**Task goal**
Give all of the lines again, with nothing added or dropped.

* * * *

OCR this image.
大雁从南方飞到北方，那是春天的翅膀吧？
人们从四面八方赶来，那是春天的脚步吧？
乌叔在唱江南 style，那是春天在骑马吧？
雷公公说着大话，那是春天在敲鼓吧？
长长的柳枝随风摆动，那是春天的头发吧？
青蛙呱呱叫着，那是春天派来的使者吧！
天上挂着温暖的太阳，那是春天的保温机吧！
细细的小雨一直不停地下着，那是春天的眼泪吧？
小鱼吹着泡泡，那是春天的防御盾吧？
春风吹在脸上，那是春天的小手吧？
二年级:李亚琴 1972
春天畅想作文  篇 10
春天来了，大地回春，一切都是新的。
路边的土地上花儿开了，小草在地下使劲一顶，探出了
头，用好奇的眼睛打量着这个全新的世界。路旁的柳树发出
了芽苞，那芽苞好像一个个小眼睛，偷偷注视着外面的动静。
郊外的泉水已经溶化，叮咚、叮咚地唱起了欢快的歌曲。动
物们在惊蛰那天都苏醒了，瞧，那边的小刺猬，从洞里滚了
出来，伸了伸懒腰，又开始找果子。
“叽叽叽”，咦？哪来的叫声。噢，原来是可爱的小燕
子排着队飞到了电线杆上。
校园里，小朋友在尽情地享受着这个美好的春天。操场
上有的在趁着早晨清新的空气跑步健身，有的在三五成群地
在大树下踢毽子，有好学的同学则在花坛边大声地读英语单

* * * *

**Solution to this task**
OCR this image.
大雁从南方飞到北方，那是春天的翅膀吧？
人们从四面八方赶来，那是春天的脚步吧？
乌叔在唱江南 style，那是春天在骑马吧？
雷公公说着大话，那是春天在敲鼓吧？
长长的柳枝随风摆动，那是春天的头发吧？
青蛙呱呱叫着，那是春天派来的使者吧！
天上挂着温暖的太阳，那是春天的保温机吧！
细细的小雨一直不停地下着，那是春天的眼泪吧？
小鱼吹着泡泡，那是春天的防御盾吧？
春风吹在脸上，那是春天的小手吧？
二年级:李亚琴 1972
春天畅想作文  篇 10
春天来了，大地回春，一切都是新的。
路边的土地上花儿开了，小草在地下使劲一顶，探出了
头，用好奇的眼睛打量着这个全新的世界。路旁的柳树发出
了芽苞，那芽苞好像一个个小眼睛，偷偷注视着外面的动静。
郊外的泉水已经溶化，叮咚、叮咚地唱起了欢快的歌曲。动
物们在惊蛰那天都苏醒了，瞧，那边的小刺猬，从洞里滚了
出来，伸了伸懒腰，又开始找果子。
“叽叽叽”，咦？哪来的叫声。噢，原来是可爱的小燕
子排着队飞到了电线杆上。
校园里，小朋友在尽情地享受着这个美好的春天。操场
上有的在趁着早晨清新的空气跑步健身，有的在三五成群地
在大树下踢毽子，有好学的同学则在花坛边大声地读英语单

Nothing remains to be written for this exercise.